» **What this task involves**
Copy every entry exactly as given, minus the images.

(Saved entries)
----------
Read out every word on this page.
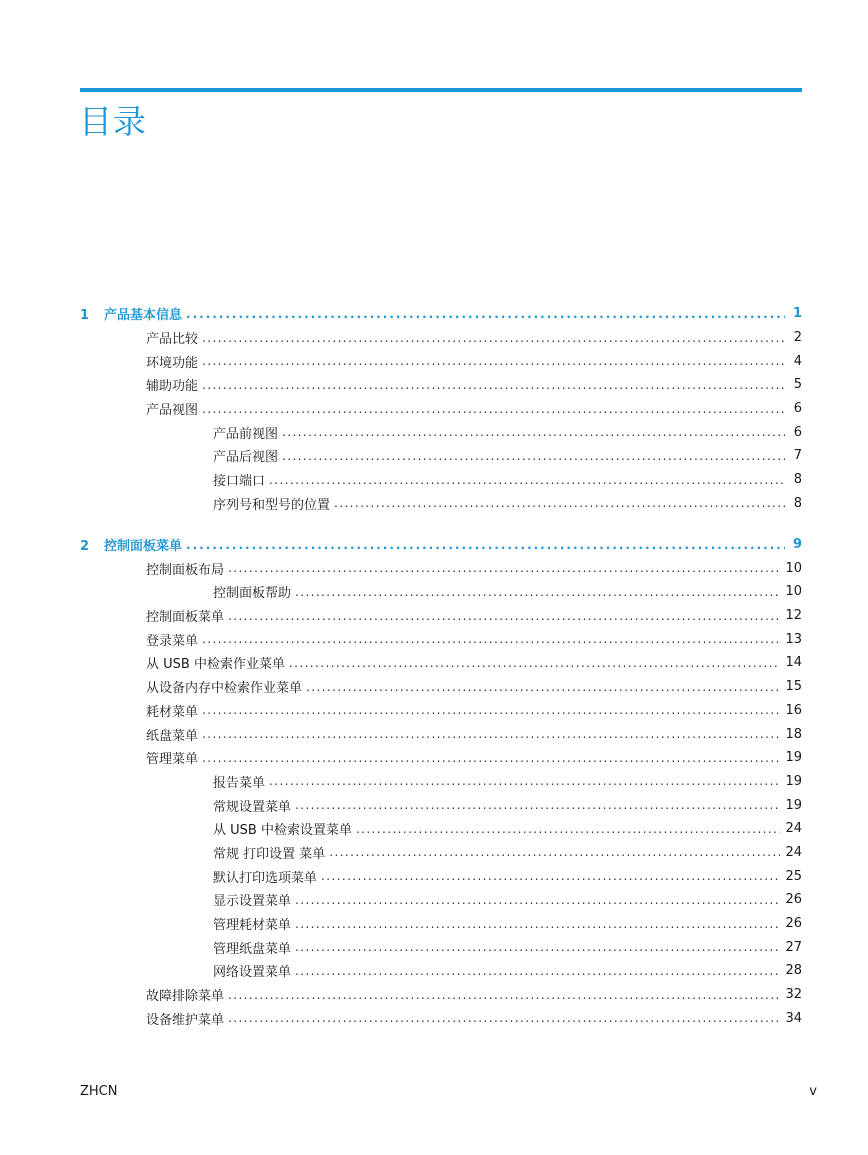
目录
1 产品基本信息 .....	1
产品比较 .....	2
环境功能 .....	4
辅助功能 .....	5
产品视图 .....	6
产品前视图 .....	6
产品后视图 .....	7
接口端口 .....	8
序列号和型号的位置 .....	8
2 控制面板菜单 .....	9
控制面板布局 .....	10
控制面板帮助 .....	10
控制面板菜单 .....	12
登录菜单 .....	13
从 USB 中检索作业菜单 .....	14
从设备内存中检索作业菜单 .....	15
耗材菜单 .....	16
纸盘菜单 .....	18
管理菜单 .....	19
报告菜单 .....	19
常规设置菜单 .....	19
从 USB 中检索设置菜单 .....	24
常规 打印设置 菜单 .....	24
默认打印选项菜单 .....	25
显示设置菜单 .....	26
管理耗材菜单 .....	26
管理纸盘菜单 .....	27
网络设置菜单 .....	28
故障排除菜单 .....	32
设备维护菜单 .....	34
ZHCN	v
----------
» **Exercise output**
Read out every word on this page.
目录
1 产品基本信息 .....	1
产品比较 .....	2
环境功能 .....	4
辅助功能 .....	5
产品视图 .....	6
产品前视图 .....	6
产品后视图 .....	7
接口端口 .....	8
序列号和型号的位置 .....	8
2 控制面板菜单 .....	9
控制面板布局 .....	10
控制面板帮助 .....	10
控制面板菜单 .....	12
登录菜单 .....	13
从 USB 中检索作业菜单 .....	14
从设备内存中检索作业菜单 .....	15
耗材菜单 .....	16
纸盘菜单 .....	18
管理菜单 .....	19
报告菜单 .....	19
常规设置菜单 .....	19
从 USB 中检索设置菜单 .....	24
常规 打印设置 菜单 .....	24
默认打印选项菜单 .....	25
显示设置菜单 .....	26
管理耗材菜单 .....	26
管理纸盘菜单 .....	27
网络设置菜单 .....	28
故障排除菜单 .....	32
设备维护菜单 .....	34
ZHCN	v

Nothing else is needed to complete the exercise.